* EXERCISE PROMPT
Read the listing and extract each line that includes the word "icon".

[Raw records]
********************
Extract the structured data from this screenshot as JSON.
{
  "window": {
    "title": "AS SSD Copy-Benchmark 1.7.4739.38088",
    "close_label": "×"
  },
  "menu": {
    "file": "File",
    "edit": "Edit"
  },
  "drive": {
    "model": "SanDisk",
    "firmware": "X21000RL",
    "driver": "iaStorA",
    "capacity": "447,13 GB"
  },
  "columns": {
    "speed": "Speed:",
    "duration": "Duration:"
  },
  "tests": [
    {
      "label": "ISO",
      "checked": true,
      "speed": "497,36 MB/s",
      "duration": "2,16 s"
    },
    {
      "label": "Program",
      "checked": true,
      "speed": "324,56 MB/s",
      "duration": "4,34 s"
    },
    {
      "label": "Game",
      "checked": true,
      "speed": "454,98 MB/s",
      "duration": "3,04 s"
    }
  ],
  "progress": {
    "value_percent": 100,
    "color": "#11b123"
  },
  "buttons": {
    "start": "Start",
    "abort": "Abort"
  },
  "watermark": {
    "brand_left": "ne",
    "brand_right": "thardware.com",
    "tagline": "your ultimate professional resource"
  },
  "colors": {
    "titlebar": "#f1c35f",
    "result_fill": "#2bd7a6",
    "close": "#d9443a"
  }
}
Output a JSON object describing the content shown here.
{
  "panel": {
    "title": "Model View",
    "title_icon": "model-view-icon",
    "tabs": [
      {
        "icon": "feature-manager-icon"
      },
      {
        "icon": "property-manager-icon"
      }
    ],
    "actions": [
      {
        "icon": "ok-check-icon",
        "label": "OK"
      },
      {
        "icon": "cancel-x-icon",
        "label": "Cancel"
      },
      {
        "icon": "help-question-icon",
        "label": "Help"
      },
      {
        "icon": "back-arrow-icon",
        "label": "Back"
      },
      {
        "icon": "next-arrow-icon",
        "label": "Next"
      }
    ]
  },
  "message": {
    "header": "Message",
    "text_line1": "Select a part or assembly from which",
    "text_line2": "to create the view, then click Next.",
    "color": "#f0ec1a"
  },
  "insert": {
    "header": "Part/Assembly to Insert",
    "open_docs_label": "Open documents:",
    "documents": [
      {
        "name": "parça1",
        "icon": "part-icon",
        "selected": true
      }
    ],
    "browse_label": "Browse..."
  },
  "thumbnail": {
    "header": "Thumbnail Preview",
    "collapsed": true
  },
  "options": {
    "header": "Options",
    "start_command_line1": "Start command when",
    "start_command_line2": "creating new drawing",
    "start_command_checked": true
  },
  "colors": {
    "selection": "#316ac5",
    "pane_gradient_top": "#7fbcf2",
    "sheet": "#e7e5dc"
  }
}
********************
* THE RESULT
    "title_icon": "model-view-icon",
        "icon": "feature-manager-icon"
        "icon": "property-manager-icon"
        "icon": "ok-check-icon",
        "icon": "cancel-x-icon",
        "icon": "help-question-icon",
        "icon": "back-arrow-icon",
        "icon": "next-arrow-icon",
        "icon": "part-icon",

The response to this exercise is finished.